*Yapılacaklar*
- A) Hanımın Çiftliği dizisini konu alan haberde, tartışmaya katılanlar arasında ilin esnafı olarak anılan kişileri sırala.
- B) Hanımın Çiftliği dizisini konu alan haberi kaldığı yerden devam ettir.

*Belge bölümü*
────────────────

Abone Ol

Hanımın Çiftliği, Adana Valisi'nin midesini neden bulandırdı?

Hanımın Çiftliği dizisi Adanalıları ikiye böldü. İş o kadar ileri gitti ki Adana Valisi "Midem bulandı" dedi. İşte Adana'da yaşanan olaylar.

Hanımın Çiftliği, Adana Valisi'nin midesini neden bulandırdı?

Orhan Kemal'in romanından uyarlanan Hanımın Çiftliği dizisi hem reyting rekorları kırdı hem de Adanalıların kalbini...

Televizyon ekranlarında sürekli gündeme taşınan adliye görüntülerinin imajlarını bozduğundan yakınan Adanalılar, şimdi de Hanımın Çiftliği dizisinde yer alan şiddet ve küfürden muzdarip.

Dizi her ne kadar 1950'lerin Adana'sını anlatsa da Adanalılar bu etiketin de kendi üzerlerine yapışıp kalacağını düşünüyorlar. Biz de tartışmayı başlatan BüyükSaat Gazetesi sahibi Bekir Fevzi Yıldırım ve dizinin Adana'ya büyük katkısı olacağını söyleyen Refleks Gazetesi sahibi Esra Bekret ile görüştük.

Yetmedi, Adana Valisi İlhan Atış, Seyhan Belediye Başkanı Prof. Dr. Azim Öztürk, şehrin Ayhan Işık'ı Hanefi Keleş, Yüreğir Müftüsü Lütfi Eker, mahallî sanatçı Yetim Ali, ilin esnaflarından Ali Özdoğru, Adnan Özdoğru, Bahri Usta ve işadamı Ahmet Coşkun da tartışmaya katıldı.

Bu eleştirilere cevap veren dizinin yapımcısı Faruk Turgut ise dizide yaşanan olayları Adana'ya mal etmenin insaflı olmadığını söylüyor. Turgut, "Biz TRT değiliz ki... Dertsiz başımıza dert almayalım diye masal mı anlatalım!" diyor.

Sezonun en iddialı yapımlarından birisi olan Orhan Kemal'in eserinden uyarlanma Hanımın Çiftliği dizisi, reyting listelerinin en üstlerinde yer almaya devam ediyor.

Kanal D ekranlarında yayınlanan dizinin ilk bölümünde 1800 figüranın rol alması, Adana'da köhne bir çiftliğin yeniden inşa edilerek 1 milyon 800 bin TL harcanması diziye olan ilgiyi zaten yeterince artırmıştı. 1945-50 döneminin Adana'sını ekranlara taşıyan Hanımın Çiftliği, bütün bu özene rağmen yine de tartışılmaktan ve eleştiri oklarına hedef olmaktan kurtulamadı.

Adana'nın BüyükSaat Gazetesi, geçen hafta manşetinden 'Hanımağa Çiftliği dizisinde Allah, kitap düz gidiliyor. Sinkaflı cümleler... Erotik görüntüler, dayak, ihtiras had safhada..' cümleleriyle dizinin Adana'nın imajını ayaklar altına aldığını iddia etti.

────────────────

*Kaydedilen veriler*
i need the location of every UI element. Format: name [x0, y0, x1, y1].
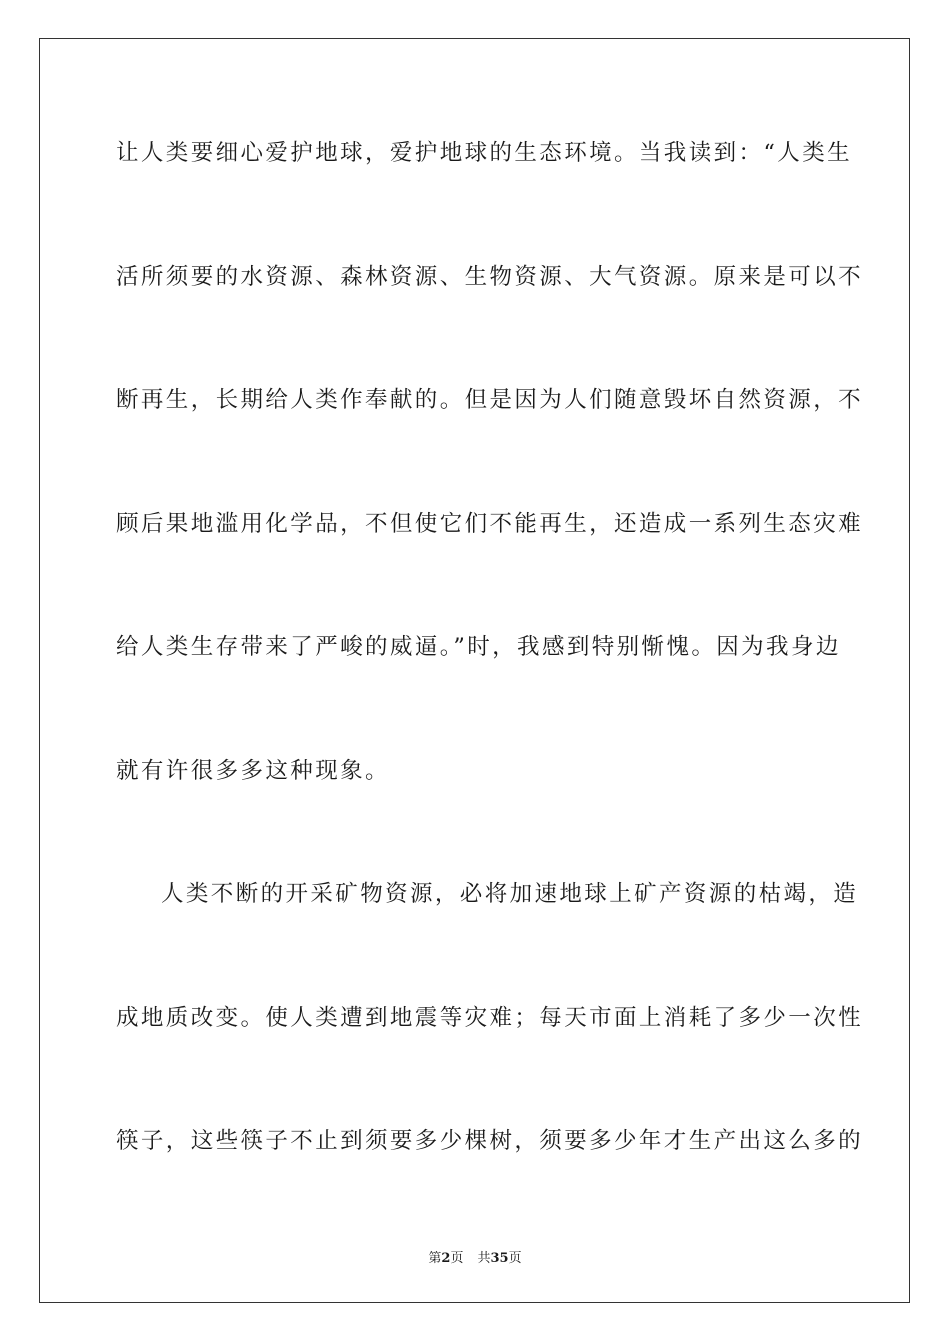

────────────────

*Alıştırma sonuçları*
- A) Ali Özdoğru, Adnan Özdoğru, Bahri Usta

- B)
Buna karşılık haftalık yayınlanan Refleks Gazetesi harcanan paranın Adana ekonomisine büyük katkı sağlayacağını ve Adana'nın dizi platosu olacağını dillendirerek Hanımın Çiftliği'ne sahip çıktı. Biz de yaşanan tartışmayı incelemek için soluğu Adana'da aldık.

'RTÜK'e suç duyurusu'

Akdeniz Bölgesi'nin en gelişmiş şehirlerinden biri olan Adana, daha önce Beyaz Gelincik dizisi, Avrupa Yakası'ndaki Dilber Hala tiplemesi, Adanalı dizisindeki Komiser Yavuz karakteri ve Canım Ailem dizisindeki aile fertleriyle dikkat çekmişti. Bir de olaylı mahkeme önü kavgalarıyla... Bu il üzerine adeta bir etiket gibi yapışan adliye kavgaları görüntülerinden muzdarip olan Adanalılar şimdi de Hanımın Çiftliği'nde yer alan küfür ve şiddetin üzerlerine yapışacağı görüşünü dillendiriyorlar.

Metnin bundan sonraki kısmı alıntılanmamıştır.